** BEGIN RECORDS SHOWN **

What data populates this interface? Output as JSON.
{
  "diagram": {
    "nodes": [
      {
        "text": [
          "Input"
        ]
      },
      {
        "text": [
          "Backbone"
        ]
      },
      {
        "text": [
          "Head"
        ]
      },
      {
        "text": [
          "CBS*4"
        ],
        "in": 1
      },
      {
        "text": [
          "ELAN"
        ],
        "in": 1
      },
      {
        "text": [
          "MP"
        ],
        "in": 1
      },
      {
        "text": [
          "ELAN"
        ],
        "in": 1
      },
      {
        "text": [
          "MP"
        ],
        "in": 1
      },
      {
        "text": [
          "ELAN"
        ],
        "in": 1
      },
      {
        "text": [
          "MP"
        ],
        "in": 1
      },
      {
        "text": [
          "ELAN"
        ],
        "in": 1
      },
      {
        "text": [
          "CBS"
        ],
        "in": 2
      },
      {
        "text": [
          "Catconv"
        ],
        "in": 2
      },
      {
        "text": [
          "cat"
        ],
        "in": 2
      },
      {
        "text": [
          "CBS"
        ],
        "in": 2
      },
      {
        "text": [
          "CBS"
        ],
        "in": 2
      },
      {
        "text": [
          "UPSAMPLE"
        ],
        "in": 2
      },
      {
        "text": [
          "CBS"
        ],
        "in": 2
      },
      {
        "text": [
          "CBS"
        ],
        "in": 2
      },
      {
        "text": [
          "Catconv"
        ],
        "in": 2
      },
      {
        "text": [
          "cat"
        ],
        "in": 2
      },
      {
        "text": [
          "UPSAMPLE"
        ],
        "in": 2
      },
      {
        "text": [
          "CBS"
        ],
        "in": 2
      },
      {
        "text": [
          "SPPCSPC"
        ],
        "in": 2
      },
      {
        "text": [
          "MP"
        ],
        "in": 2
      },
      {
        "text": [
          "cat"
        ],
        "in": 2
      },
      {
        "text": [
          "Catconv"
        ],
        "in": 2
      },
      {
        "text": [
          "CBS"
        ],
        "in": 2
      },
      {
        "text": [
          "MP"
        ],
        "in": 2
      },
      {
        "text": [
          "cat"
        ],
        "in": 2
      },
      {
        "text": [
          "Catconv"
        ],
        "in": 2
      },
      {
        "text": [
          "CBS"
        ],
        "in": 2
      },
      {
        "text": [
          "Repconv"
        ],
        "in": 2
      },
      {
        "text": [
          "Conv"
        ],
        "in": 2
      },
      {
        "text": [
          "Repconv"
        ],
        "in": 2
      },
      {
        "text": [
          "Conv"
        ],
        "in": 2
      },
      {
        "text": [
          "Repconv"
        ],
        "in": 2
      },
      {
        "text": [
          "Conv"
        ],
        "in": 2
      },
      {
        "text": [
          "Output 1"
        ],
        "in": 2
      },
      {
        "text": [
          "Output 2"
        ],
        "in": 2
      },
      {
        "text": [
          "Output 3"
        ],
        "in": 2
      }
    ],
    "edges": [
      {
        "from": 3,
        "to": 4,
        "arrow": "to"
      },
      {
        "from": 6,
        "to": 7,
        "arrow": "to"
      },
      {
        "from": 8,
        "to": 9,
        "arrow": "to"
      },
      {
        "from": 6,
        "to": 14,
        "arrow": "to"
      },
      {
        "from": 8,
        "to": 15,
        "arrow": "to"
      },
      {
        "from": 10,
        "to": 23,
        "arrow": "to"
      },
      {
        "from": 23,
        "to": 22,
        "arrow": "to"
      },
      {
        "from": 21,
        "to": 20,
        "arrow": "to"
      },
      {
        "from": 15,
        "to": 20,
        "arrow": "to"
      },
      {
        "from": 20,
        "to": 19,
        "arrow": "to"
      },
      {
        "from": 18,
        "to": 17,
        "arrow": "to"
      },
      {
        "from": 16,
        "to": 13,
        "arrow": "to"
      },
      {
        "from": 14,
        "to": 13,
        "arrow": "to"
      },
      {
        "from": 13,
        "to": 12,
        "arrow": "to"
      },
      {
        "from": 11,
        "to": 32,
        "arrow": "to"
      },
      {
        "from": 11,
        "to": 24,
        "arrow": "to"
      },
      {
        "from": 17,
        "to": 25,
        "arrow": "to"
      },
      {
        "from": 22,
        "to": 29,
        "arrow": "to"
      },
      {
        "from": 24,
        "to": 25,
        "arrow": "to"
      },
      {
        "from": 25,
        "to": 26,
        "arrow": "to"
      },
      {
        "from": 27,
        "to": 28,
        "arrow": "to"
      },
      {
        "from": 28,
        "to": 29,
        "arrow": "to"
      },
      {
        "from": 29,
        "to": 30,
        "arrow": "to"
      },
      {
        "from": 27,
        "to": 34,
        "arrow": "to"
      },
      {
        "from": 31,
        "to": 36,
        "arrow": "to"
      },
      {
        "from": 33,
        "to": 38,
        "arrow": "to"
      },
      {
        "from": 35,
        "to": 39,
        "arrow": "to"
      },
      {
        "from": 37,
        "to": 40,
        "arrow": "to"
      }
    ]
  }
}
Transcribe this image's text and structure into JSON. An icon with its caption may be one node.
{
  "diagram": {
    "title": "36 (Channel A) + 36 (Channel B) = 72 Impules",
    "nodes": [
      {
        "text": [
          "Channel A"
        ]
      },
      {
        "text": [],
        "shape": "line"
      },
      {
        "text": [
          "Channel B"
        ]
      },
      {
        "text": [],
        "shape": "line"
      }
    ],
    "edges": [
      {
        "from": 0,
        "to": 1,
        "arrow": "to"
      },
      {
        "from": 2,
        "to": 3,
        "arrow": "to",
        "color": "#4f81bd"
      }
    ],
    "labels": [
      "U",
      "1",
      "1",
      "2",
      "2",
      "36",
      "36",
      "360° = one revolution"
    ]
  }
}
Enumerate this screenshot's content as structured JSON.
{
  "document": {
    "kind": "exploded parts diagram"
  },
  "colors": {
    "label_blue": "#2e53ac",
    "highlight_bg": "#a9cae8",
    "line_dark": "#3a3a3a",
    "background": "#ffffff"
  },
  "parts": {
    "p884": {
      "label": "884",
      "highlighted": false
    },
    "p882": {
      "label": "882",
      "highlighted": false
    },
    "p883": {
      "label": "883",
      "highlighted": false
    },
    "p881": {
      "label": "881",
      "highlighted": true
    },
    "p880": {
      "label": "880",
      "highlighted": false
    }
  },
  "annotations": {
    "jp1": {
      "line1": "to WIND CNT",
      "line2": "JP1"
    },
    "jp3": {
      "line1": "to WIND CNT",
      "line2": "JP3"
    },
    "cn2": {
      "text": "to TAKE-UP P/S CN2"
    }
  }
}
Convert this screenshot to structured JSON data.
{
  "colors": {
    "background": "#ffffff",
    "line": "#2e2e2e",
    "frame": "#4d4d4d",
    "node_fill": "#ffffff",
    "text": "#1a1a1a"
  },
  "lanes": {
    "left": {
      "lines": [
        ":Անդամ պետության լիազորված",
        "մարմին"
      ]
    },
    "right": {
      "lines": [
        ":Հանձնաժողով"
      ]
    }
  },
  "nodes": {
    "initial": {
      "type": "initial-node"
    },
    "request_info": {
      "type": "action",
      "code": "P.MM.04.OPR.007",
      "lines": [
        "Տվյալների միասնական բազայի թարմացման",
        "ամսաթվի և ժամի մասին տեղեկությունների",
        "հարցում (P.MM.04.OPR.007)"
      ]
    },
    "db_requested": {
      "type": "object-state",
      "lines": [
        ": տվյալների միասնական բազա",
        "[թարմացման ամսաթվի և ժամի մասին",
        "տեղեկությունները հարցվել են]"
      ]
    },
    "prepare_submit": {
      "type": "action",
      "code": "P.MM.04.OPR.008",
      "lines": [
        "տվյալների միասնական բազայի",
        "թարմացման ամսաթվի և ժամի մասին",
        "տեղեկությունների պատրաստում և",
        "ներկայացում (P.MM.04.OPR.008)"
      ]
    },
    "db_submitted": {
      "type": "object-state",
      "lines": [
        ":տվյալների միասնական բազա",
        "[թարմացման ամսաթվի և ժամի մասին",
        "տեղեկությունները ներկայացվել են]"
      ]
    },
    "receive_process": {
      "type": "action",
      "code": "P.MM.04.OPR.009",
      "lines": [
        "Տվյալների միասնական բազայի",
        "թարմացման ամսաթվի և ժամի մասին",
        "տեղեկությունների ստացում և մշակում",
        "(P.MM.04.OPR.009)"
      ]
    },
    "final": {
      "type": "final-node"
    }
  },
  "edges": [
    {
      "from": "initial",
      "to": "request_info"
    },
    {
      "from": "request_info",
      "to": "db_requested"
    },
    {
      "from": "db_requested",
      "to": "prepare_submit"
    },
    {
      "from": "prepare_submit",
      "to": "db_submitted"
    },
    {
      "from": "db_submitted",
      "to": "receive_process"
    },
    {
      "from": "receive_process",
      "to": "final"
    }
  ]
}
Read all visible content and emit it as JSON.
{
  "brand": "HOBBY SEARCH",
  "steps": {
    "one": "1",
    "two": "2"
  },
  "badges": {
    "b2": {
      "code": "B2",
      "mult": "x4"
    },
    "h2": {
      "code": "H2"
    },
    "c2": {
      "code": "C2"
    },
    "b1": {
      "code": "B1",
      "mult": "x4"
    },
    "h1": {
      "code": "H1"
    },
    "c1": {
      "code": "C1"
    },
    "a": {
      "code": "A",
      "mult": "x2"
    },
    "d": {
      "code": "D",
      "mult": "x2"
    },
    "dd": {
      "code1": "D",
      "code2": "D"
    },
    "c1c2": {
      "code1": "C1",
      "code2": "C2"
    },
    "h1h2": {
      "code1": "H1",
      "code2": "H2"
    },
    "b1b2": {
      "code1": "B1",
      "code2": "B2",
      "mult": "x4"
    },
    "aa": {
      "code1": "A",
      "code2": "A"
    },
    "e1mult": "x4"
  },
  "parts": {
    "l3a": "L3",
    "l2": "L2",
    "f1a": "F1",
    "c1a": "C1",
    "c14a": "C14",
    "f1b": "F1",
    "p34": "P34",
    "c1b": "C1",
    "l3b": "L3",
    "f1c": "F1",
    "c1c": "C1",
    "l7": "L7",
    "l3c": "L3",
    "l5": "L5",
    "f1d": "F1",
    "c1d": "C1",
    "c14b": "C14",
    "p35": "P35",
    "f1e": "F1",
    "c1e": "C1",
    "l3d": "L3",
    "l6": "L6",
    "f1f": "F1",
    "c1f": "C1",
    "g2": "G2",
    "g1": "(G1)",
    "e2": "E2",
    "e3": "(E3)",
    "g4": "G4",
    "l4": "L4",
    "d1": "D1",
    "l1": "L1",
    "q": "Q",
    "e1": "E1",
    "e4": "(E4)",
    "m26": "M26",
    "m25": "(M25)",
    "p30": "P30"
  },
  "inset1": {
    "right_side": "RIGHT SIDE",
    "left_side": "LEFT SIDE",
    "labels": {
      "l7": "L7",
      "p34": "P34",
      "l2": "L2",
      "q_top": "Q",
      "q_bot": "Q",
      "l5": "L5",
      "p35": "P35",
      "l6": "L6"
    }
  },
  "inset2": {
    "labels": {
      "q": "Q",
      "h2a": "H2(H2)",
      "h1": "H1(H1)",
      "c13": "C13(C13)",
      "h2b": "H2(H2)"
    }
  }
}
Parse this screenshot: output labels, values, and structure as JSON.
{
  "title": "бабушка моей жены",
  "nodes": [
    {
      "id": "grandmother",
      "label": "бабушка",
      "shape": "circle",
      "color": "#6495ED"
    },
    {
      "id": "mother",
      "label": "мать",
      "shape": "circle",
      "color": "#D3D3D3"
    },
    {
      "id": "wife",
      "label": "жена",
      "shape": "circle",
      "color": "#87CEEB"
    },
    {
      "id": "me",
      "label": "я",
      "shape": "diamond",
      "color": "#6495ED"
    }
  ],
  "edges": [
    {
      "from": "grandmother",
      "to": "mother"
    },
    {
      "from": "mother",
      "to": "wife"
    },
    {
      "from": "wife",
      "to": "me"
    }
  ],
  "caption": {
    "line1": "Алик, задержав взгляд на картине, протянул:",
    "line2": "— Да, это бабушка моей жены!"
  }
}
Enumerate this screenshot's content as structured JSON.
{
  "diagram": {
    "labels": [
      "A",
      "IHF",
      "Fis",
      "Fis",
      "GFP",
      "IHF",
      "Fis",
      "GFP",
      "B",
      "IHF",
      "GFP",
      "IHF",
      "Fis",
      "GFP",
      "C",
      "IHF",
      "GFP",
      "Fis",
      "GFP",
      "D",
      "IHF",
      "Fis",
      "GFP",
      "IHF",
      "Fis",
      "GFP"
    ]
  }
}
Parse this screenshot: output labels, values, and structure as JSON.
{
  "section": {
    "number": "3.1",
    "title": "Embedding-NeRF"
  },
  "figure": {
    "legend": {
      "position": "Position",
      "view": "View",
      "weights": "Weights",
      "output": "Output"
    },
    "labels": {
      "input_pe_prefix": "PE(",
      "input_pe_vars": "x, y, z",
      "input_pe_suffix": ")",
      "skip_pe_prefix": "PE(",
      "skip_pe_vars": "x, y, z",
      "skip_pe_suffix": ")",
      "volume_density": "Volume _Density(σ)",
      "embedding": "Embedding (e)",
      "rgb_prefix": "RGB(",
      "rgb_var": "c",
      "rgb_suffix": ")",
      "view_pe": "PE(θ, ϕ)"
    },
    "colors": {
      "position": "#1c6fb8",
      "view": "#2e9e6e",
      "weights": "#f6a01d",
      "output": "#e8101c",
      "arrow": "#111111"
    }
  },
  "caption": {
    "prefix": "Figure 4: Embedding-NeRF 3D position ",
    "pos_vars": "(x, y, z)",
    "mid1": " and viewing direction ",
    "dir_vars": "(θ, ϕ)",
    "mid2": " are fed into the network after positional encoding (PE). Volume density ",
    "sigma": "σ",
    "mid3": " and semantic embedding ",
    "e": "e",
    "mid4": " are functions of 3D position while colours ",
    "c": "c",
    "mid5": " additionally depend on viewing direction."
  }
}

** END RECORDS SHOWN **

WHAT IS BEING ASKED ::
Identify each line in the entries with the word "data" and copy it.

ANSWER TO THE EXERCISE ::
What data populates this interface? Output as JSON.
Convert this screenshot to structured JSON data.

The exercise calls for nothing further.